# Extracted text
--- Start ---

Akef Mithqal Al-Fayez (Arabic: عاكف مثقال الفايز, Akif Al Fayiz; 15 September 1922 – 8 April 1998) was a Jordanian politician born in Amman, Jordan. He held several ministerial positions and became speaker of the Jordanian Parliament for several sessions and a member of the Jordanian Senate.

Family and early life 
Akef was born and raised in Jordan to one of the most prominent political families the Al-Fayez, to the tribal leader of the Bani Sakher Clan Mithqal Al-fayez. He was the eldest son from his wife Adul Khair, daughter of Amman's 5th mayor Saeed Khair. He had 6 full brothers who also held various political seats in Jordan, from oldest to youngest are Zaid, Tayil, Talal, Trad, Mohammad, and Mansour Al-Fayez. Akef's own son Faisal Al-Fayez would also have an important role in Jordanian and middle eastern politics.

Political career 
Akef enjoyed one of the most highly decorated political careers in Jordan, ranging from a variety of Ministerial offices and other high ranking politically influential offices. He held ministerial positions ten times and 2 Parliamentary positions, which are:

 In the government of Ibrahim Hashem , formed on April 24, 1957 as Minister of Agriculture and Minister of Defense in an amendment to the government on October 22, 1957,
 In the government of Samir Al-Rifai , formed on May 18, 1958, he held the position of Minister of Agriculture and Minister of Construction.
 in the government of Hazza al-Majali , formed on May 6, 1959, he held the position of Minister of Agriculture and Social Affairs
 in Bahjat Talhouni 's government, formed on August 29, 1960, he became Minister of Defense
 In the government of Samir al-Rifai, formed on March 27, 1963. he held the positions of Minister of Public Works and Minister of Transportation
 Then he held the same positions in the government of Sharif Hussein bin Nasser , formed on April 21, 1963.
 Akef holds his first position as speaker of the Jordanian Parliament from 1963 till 1966.

--- End ---

# Record extracts
--- Start ---

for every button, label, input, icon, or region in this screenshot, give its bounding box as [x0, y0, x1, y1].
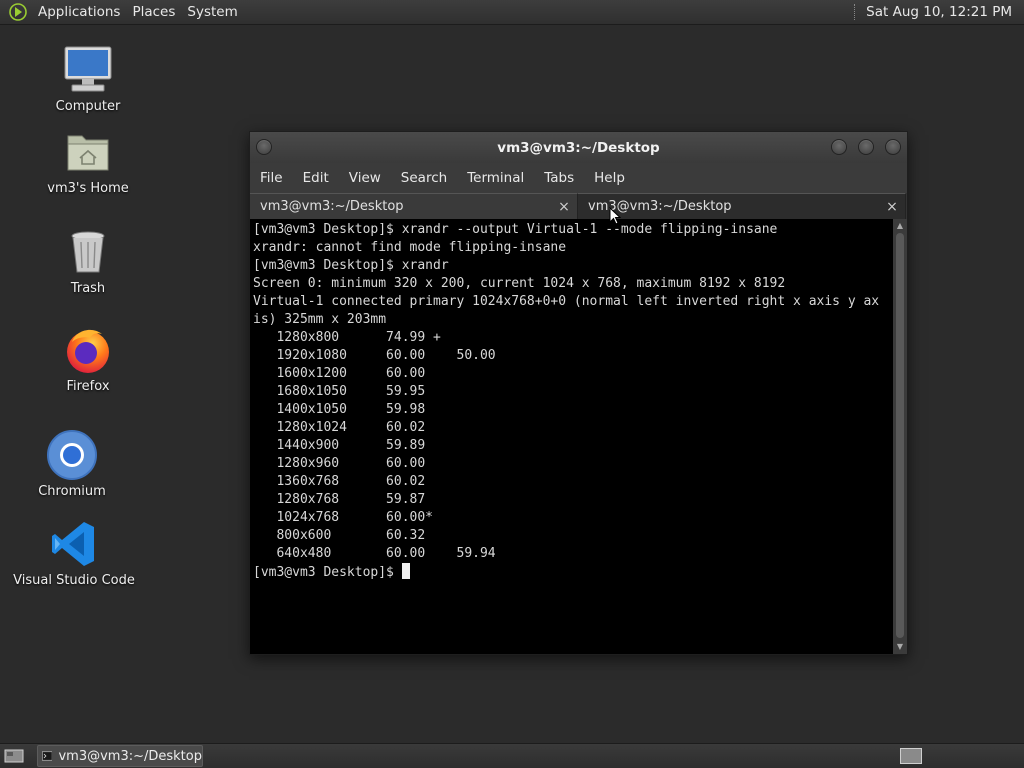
desktop-icon-label: Visual Studio Code: [13, 573, 135, 588]
terminal-output[interactable]: [vm3@vm3 Desktop]$ xrandr --output Virtu…: [250, 219, 893, 654]
tab-2[interactable]: vm3@vm3:~/Desktop ×: [578, 193, 906, 219]
terminal-icon: [42, 751, 53, 761]
computer-icon: [62, 44, 114, 96]
scroll-down-icon[interactable]: ▼: [896, 643, 904, 651]
tab-close-icon[interactable]: ×: [557, 194, 571, 220]
chromium-icon: [46, 429, 98, 481]
terminal-line: 1600x1200 60.00: [253, 366, 426, 381]
desktop-icon-label: vm3's Home: [47, 181, 129, 196]
workspace-switcher[interactable]: [900, 748, 922, 764]
desktop-icon-computer[interactable]: Computer: [28, 44, 148, 114]
terminal-line: 1280x960 60.00: [253, 456, 426, 471]
desktop-icon-firefox[interactable]: Firefox: [28, 324, 148, 394]
top-panel: Applications Places System Sat Aug 10, 1…: [0, 0, 1024, 25]
scrollbar-thumb[interactable]: [896, 233, 904, 638]
desktop-icon-label: Chromium: [38, 484, 106, 499]
trash-icon: [62, 226, 114, 278]
desktop-icon-chromium[interactable]: Chromium: [12, 429, 132, 499]
terminal-line: Virtual-1 connected primary 1024x768+0+0…: [253, 294, 880, 309]
menu-search[interactable]: Search: [391, 170, 457, 186]
vscode-icon: [48, 518, 100, 570]
menu-tabs[interactable]: Tabs: [534, 170, 584, 186]
taskbar-item-terminal[interactable]: vm3@vm3:~/Desktop: [37, 745, 203, 767]
terminal-line: 1920x1080 60.00 50.00: [253, 348, 496, 363]
desktop-icon-label: Computer: [55, 99, 121, 114]
text-cursor: [401, 563, 410, 579]
close-button[interactable]: [885, 139, 901, 155]
terminal-window: vm3@vm3:~/Desktop File Edit View Search …: [249, 131, 908, 655]
terminal-line: 640x480 60.00 59.94: [253, 546, 496, 561]
tab-1[interactable]: vm3@vm3:~/Desktop ×: [250, 193, 578, 219]
menu-file[interactable]: File: [250, 170, 293, 186]
desktop-icon-trash[interactable]: Trash: [28, 226, 148, 296]
clock[interactable]: Sat Aug 10, 12:21 PM: [866, 4, 1024, 20]
system-menu[interactable]: System: [181, 0, 243, 25]
tab-bar: vm3@vm3:~/Desktop × vm3@vm3:~/Desktop ×: [250, 193, 907, 219]
terminal-line: [vm3@vm3 Desktop]$ xrandr: [253, 258, 449, 273]
tab-close-icon[interactable]: ×: [885, 194, 899, 220]
tab-label: vm3@vm3:~/Desktop: [260, 199, 404, 214]
terminal-scrollbar[interactable]: ▲ ▼: [893, 219, 907, 654]
desktop-icon-home[interactable]: vm3's Home: [28, 126, 148, 196]
home-folder-icon: [62, 126, 114, 178]
desktop-icon-label: Trash: [70, 281, 106, 296]
bottom-panel: vm3@vm3:~/Desktop: [0, 743, 1024, 768]
terminal-line: 1440x900 59.89: [253, 438, 426, 453]
terminal-prompt: [vm3@vm3 Desktop]$: [253, 565, 402, 580]
terminal-line: 1024x768 60.00*: [253, 510, 434, 525]
menubar: File Edit View Search Terminal Tabs Help: [250, 163, 907, 193]
desktop-icon-label: Firefox: [66, 379, 110, 394]
terminal-line: xrandr: cannot find mode flipping-insane: [253, 240, 567, 255]
window-titlebar[interactable]: vm3@vm3:~/Desktop: [250, 132, 907, 163]
firefox-icon: [62, 324, 114, 376]
scroll-up-icon[interactable]: ▲: [896, 222, 904, 230]
distro-logo-icon[interactable]: [8, 2, 28, 22]
menu-view[interactable]: View: [339, 170, 391, 186]
terminal-prompt-line: [vm3@vm3 Desktop]$: [253, 563, 893, 581]
terminal-line: 1680x1050 59.95: [253, 384, 426, 399]
places-menu[interactable]: Places: [126, 0, 181, 25]
show-desktop-icon[interactable]: [3, 747, 25, 765]
mouse-pointer-icon: [609, 206, 622, 225]
applications-menu[interactable]: Applications: [32, 0, 126, 25]
menu-help[interactable]: Help: [584, 170, 635, 186]
terminal-line: [vm3@vm3 Desktop]$ xrandr --output Virtu…: [253, 222, 778, 237]
terminal-line: is) 325mm x 203mm: [253, 312, 387, 327]
terminal-line: 1280x1024 60.02: [253, 420, 426, 435]
panel-separator: [854, 4, 856, 20]
menu-edit[interactable]: Edit: [293, 170, 339, 186]
maximize-button[interactable]: [858, 139, 874, 155]
terminal-line: 800x600 60.32: [253, 528, 426, 543]
window-title: vm3@vm3:~/Desktop: [497, 139, 660, 156]
terminal-line: 1360x768 60.02: [253, 474, 426, 489]
terminal-line: 1280x768 59.87: [253, 492, 426, 507]
terminal-line: Screen 0: minimum 320 x 200, current 102…: [253, 276, 786, 291]
window-menu-button[interactable]: [256, 139, 272, 155]
terminal-line: 1400x1050 59.98: [253, 402, 426, 417]
menu-terminal[interactable]: Terminal: [457, 170, 534, 186]
terminal-line: 1280x800 74.99 +: [253, 330, 441, 345]
taskbar-item-label: vm3@vm3:~/Desktop: [58, 748, 202, 764]
desktop-icon-vscode[interactable]: Visual Studio Code: [13, 518, 135, 588]
minimize-button[interactable]: [831, 139, 847, 155]
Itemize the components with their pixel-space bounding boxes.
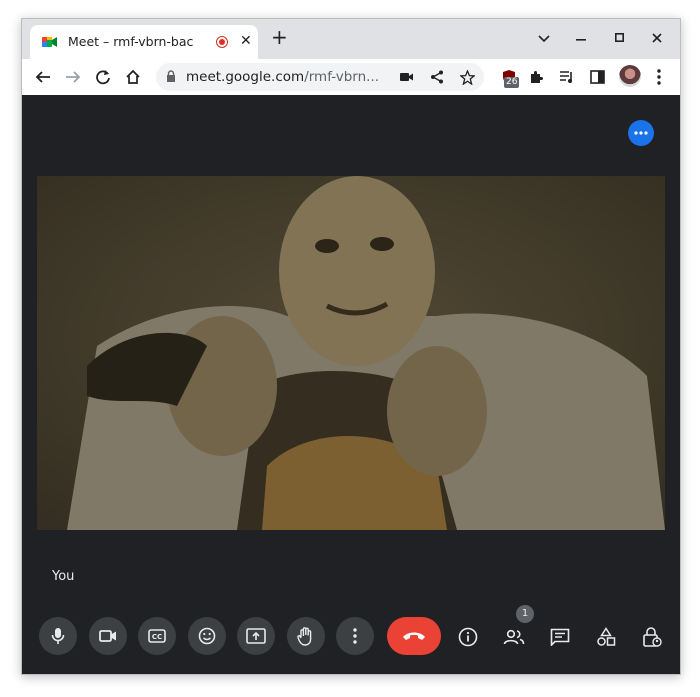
- present-button[interactable]: [237, 617, 275, 655]
- emoji-button[interactable]: [188, 617, 226, 655]
- camera-icon[interactable]: [398, 68, 416, 86]
- host-controls-icon: [643, 627, 662, 647]
- profile-avatar[interactable]: [619, 65, 641, 87]
- back-arrow-icon[interactable]: [32, 66, 54, 88]
- chat-button[interactable]: [545, 622, 575, 652]
- maximize-icon[interactable]: [615, 33, 624, 42]
- activities-icon: [597, 627, 616, 646]
- present-icon: [246, 628, 266, 644]
- reload-icon[interactable]: [92, 66, 114, 88]
- raise-hand-icon: [297, 627, 312, 646]
- mic-icon: [51, 628, 65, 644]
- side-panel-icon[interactable]: [586, 66, 608, 88]
- people-button[interactable]: [499, 622, 529, 652]
- lock-icon: [167, 70, 175, 82]
- tab-close-icon[interactable]: ✕: [240, 33, 252, 49]
- more-options-button[interactable]: [336, 617, 374, 655]
- host-controls-button[interactable]: [637, 622, 667, 652]
- info-icon: [458, 627, 478, 647]
- tab-meet[interactable]: Meet – rmf-vbrn-bac ✕: [30, 25, 258, 59]
- kebab-menu-icon[interactable]: [648, 66, 670, 88]
- end-call-button[interactable]: [387, 617, 441, 655]
- more-horizontal-icon: [634, 131, 648, 135]
- participant-video-image: [37, 176, 665, 530]
- end-call-icon: [403, 632, 425, 640]
- home-icon[interactable]: [122, 66, 144, 88]
- star-icon[interactable]: [458, 68, 476, 86]
- puzzle-icon[interactable]: [525, 66, 547, 88]
- extension-badge: 26: [504, 77, 520, 88]
- minimize-icon[interactable]: [576, 39, 586, 41]
- chat-icon: [550, 628, 570, 646]
- close-window-icon[interactable]: [652, 33, 662, 43]
- tab-title: Meet – rmf-vbrn-bac: [68, 34, 194, 49]
- browser-window: Meet – rmf-vbrn-bac ✕ + meet.google.com/…: [21, 18, 681, 675]
- meeting-options-button[interactable]: [628, 120, 654, 146]
- tab-search-chevron-icon[interactable]: [538, 35, 550, 43]
- meeting-details-button[interactable]: [453, 622, 483, 652]
- recording-icon: [216, 36, 228, 48]
- share-icon[interactable]: [428, 68, 446, 86]
- participants-count-badge: 1: [516, 605, 534, 623]
- browser-toolbar: meet.google.com/rmf-vbrn... 26: [22, 59, 680, 95]
- camera-icon: [99, 630, 116, 642]
- people-icon: [503, 629, 525, 645]
- address-bar[interactable]: meet.google.com/rmf-vbrn...: [156, 63, 484, 91]
- activities-button[interactable]: [591, 622, 621, 652]
- camera-button[interactable]: [89, 617, 127, 655]
- captions-icon: CC: [148, 629, 166, 643]
- self-video-feed: [37, 176, 665, 530]
- meet-favicon-icon: [42, 37, 57, 47]
- mic-button[interactable]: [39, 617, 77, 655]
- more-options-icon: [353, 628, 357, 644]
- url-text: meet.google.com/rmf-vbrn...: [186, 69, 380, 85]
- raise-hand-button[interactable]: [287, 617, 325, 655]
- emoji-icon: [198, 627, 216, 645]
- tab-strip: Meet – rmf-vbrn-bac ✕ +: [22, 19, 680, 59]
- self-label: You: [52, 569, 75, 584]
- forward-arrow-icon[interactable]: [62, 66, 84, 88]
- new-tab-button[interactable]: +: [271, 27, 288, 47]
- svg-text:CC: CC: [152, 633, 162, 641]
- captions-button[interactable]: CC: [138, 617, 176, 655]
- media-queue-icon[interactable]: [556, 66, 578, 88]
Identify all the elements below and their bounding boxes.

--- End ---

# Exercise
Print the Akef Al-Fayez biography in full, word for word. The items that come after the Akef Al-Fayez biography can be set aside.

# Task output
Akef Mithqal Al-Fayez (Arabic: عاكف مثقال الفايز, Akif Al Fayiz; 15 September 1922 – 8 April 1998) was a Jordanian politician born in Amman, Jordan. He held several ministerial positions and became speaker of the Jordanian Parliament for several sessions and a member of the Jordanian Senate.

Family and early life 
Akef was born and raised in Jordan to one of the most prominent political families the Al-Fayez, to the tribal leader of the Bani Sakher Clan Mithqal Al-fayez. He was the eldest son from his wife Adul Khair, daughter of Amman's 5th mayor Saeed Khair. He had 6 full brothers who also held various political seats in Jordan, from oldest to youngest are Zaid, Tayil, Talal, Trad, Mohammad, and Mansour Al-Fayez. Akef's own son Faisal Al-Fayez would also have an important role in Jordanian and middle eastern politics.

Political career 
Akef enjoyed one of the most highly decorated political careers in Jordan, ranging from a variety of Ministerial offices and other high ranking politically influential offices. He held ministerial positions ten times and 2 Parliamentary positions, which are:

 In the government of Ibrahim Hashem , formed on April 24, 1957 as Minister of Agriculture and Minister of Defense in an amendment to the government on October 22, 1957,
 In the government of Samir Al-Rifai , formed on May 18, 1958, he held the position of Minister of Agriculture and Minister of Construction.
 in the government of Hazza al-Majali , formed on May 6, 1959, he held the position of Minister of Agriculture and Social Affairs
 in Bahjat Talhouni 's government, formed on August 29, 1960, he became Minister of Defense
 In the government of Samir al-Rifai, formed on March 27, 1963. he held the positions of Minister of Public Works and Minister of Transportation
 Then he held the same positions in the government of Sharif Hussein bin Nasser , formed on April 21, 1963.
 Akef holds his first position as speaker of the Jordanian Parliament from 1963 till 1966.